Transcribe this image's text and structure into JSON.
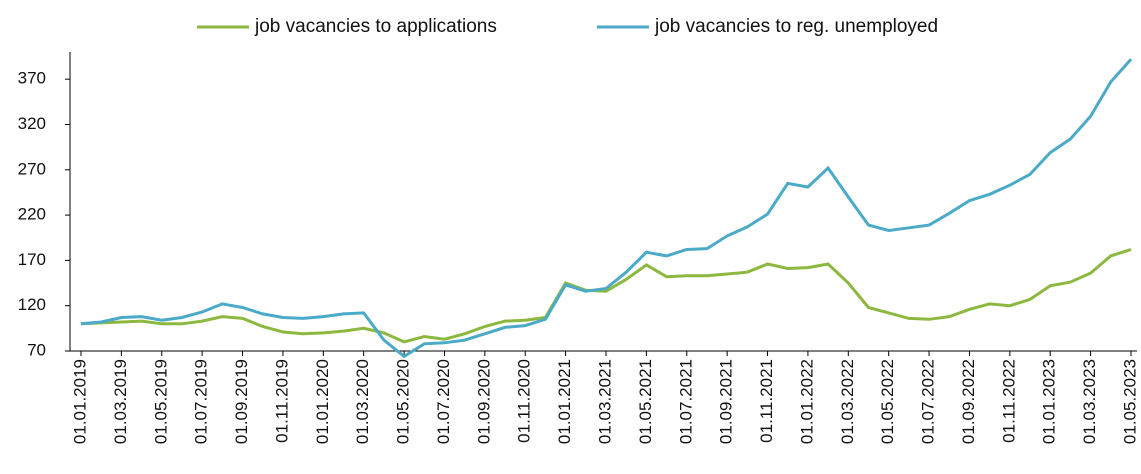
{
  "chart_data": {
    "type": "line",
    "categories": [
      "01.01.2019",
      null,
      "01.03.2019",
      null,
      "01.05.2019",
      null,
      "01.07.2019",
      null,
      "01.09.2019",
      null,
      "01.11.2019",
      null,
      "01.01.2020",
      null,
      "01.03.2020",
      null,
      "01.05.2020",
      null,
      "01.07.2020",
      null,
      "01.09.2020",
      null,
      "01.11.2020",
      null,
      "01.01.2021",
      null,
      "01.03.2021",
      null,
      "01.05.2021",
      null,
      "01.07.2021",
      null,
      "01.09.2021",
      null,
      "01.11.2021",
      null,
      "01.01.2022",
      null,
      "01.03.2022",
      null,
      "01.05.2022",
      null,
      "01.07.2022",
      null,
      "01.09.2022",
      null,
      "01.11.2022",
      null,
      "01.01.2023",
      null,
      "01.03.2023",
      null,
      "01.05.2023"
    ],
    "series": [
      {
        "name": "job vacancies to applications",
        "color": "#8db83f",
        "values": [
          100,
          101,
          102,
          103,
          100,
          100,
          103,
          108,
          106,
          97,
          91,
          89,
          90,
          92,
          95,
          90,
          80,
          86,
          83,
          89,
          97,
          103,
          104,
          107,
          145,
          137,
          136,
          149,
          165,
          152,
          153,
          153,
          155,
          157,
          166,
          161,
          162,
          166,
          145,
          118,
          112,
          106,
          105,
          108,
          116,
          122,
          120,
          127,
          142,
          146,
          156,
          175,
          182
        ]
      },
      {
        "name": "job vacancies to reg. unemployed",
        "color": "#4aaac8",
        "values": [
          100,
          102,
          107,
          108,
          104,
          107,
          113,
          122,
          118,
          111,
          107,
          106,
          108,
          111,
          112,
          82,
          64,
          78,
          79,
          82,
          89,
          96,
          98,
          105,
          143,
          136,
          139,
          157,
          179,
          175,
          182,
          183,
          197,
          207,
          221,
          255,
          251,
          272,
          240,
          209,
          203,
          206,
          209,
          222,
          236,
          243,
          253,
          265,
          289,
          304,
          329,
          367,
          392
        ]
      }
    ],
    "ylim": [
      70,
      400
    ],
    "yticks": [
      70,
      120,
      170,
      220,
      270,
      320,
      370
    ]
  }
}
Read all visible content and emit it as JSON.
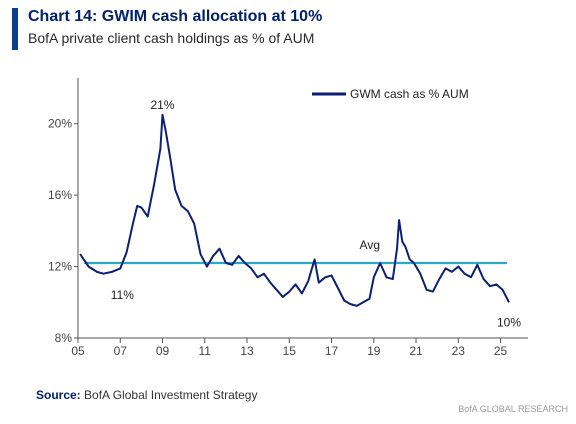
{
  "header": {
    "title": "Chart 14: GWIM cash allocation at 10%",
    "subtitle": "BofA private client cash holdings as % of AUM"
  },
  "footer": {
    "source_label": "Source:",
    "source_text": "BofA Global Investment Strategy",
    "footnote": "BofA GLOBAL RESEARCH"
  },
  "colors": {
    "series": "#0b1f74",
    "avg": "#29a9c7",
    "accent": "#0b3d91"
  },
  "chart_data": {
    "type": "line",
    "legend_position": "top-right",
    "grid": false,
    "xlim": [
      2005,
      2026.3
    ],
    "ylim": [
      8,
      22
    ],
    "x_tick_values": [
      2005,
      2007,
      2009,
      2011,
      2013,
      2015,
      2017,
      2019,
      2021,
      2023,
      2025
    ],
    "x_tick_labels": [
      "05",
      "07",
      "09",
      "11",
      "13",
      "15",
      "17",
      "19",
      "21",
      "23",
      "25"
    ],
    "y_tick_values": [
      8,
      12,
      16,
      20
    ],
    "y_tick_labels": [
      "8%",
      "12%",
      "16%",
      "20%"
    ],
    "average": 12.2,
    "series": [
      {
        "name": "GWM cash as % AUM",
        "x": [
          2005.1,
          2005.5,
          2005.9,
          2006.2,
          2006.6,
          2007.0,
          2007.3,
          2007.6,
          2007.8,
          2008.0,
          2008.3,
          2008.6,
          2008.9,
          2009.0,
          2009.15,
          2009.35,
          2009.6,
          2009.9,
          2010.2,
          2010.5,
          2010.8,
          2011.1,
          2011.4,
          2011.7,
          2012.0,
          2012.3,
          2012.6,
          2012.9,
          2013.2,
          2013.5,
          2013.8,
          2014.1,
          2014.4,
          2014.7,
          2015.0,
          2015.3,
          2015.6,
          2015.9,
          2016.2,
          2016.4,
          2016.7,
          2017.0,
          2017.3,
          2017.6,
          2017.9,
          2018.2,
          2018.5,
          2018.8,
          2019.0,
          2019.3,
          2019.6,
          2019.9,
          2020.1,
          2020.2,
          2020.35,
          2020.5,
          2020.7,
          2020.9,
          2021.2,
          2021.5,
          2021.8,
          2022.1,
          2022.4,
          2022.7,
          2023.0,
          2023.3,
          2023.6,
          2023.9,
          2024.2,
          2024.5,
          2024.8,
          2025.1,
          2025.4
        ],
        "y": [
          12.7,
          12.0,
          11.7,
          11.6,
          11.7,
          11.9,
          12.8,
          14.4,
          15.4,
          15.3,
          14.8,
          16.6,
          18.6,
          20.5,
          19.6,
          18.2,
          16.3,
          15.4,
          15.1,
          14.4,
          12.7,
          12.0,
          12.6,
          13.0,
          12.2,
          12.1,
          12.6,
          12.2,
          11.9,
          11.4,
          11.6,
          11.1,
          10.7,
          10.3,
          10.6,
          11.0,
          10.5,
          11.2,
          12.4,
          11.1,
          11.4,
          11.5,
          10.8,
          10.1,
          9.9,
          9.8,
          10.0,
          10.2,
          11.4,
          12.2,
          11.4,
          11.3,
          13.0,
          14.6,
          13.4,
          13.1,
          12.4,
          12.2,
          11.6,
          10.7,
          10.6,
          11.3,
          11.9,
          11.7,
          12.0,
          11.6,
          11.4,
          12.1,
          11.3,
          10.9,
          11.0,
          10.7,
          10.0
        ]
      }
    ],
    "annotations": [
      {
        "text": "21%",
        "x": 2009.0,
        "y": 20.5
      },
      {
        "text": "11%",
        "x": 2007.1,
        "y": 11.3
      },
      {
        "text": "Avg",
        "x": 2019.0,
        "y": 12.2
      },
      {
        "text": "10%",
        "x": 2025.4,
        "y": 10.0
      }
    ]
  }
}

────

• [Problem description] Copy each line of the listing that includes "cash".

• [Output below]
    "title": "Chart 14: GWIM cash allocation at 10%",
    "subtitle": "BofA private client cash holdings as % of AUM"
        "name": "GWM cash as % AUM",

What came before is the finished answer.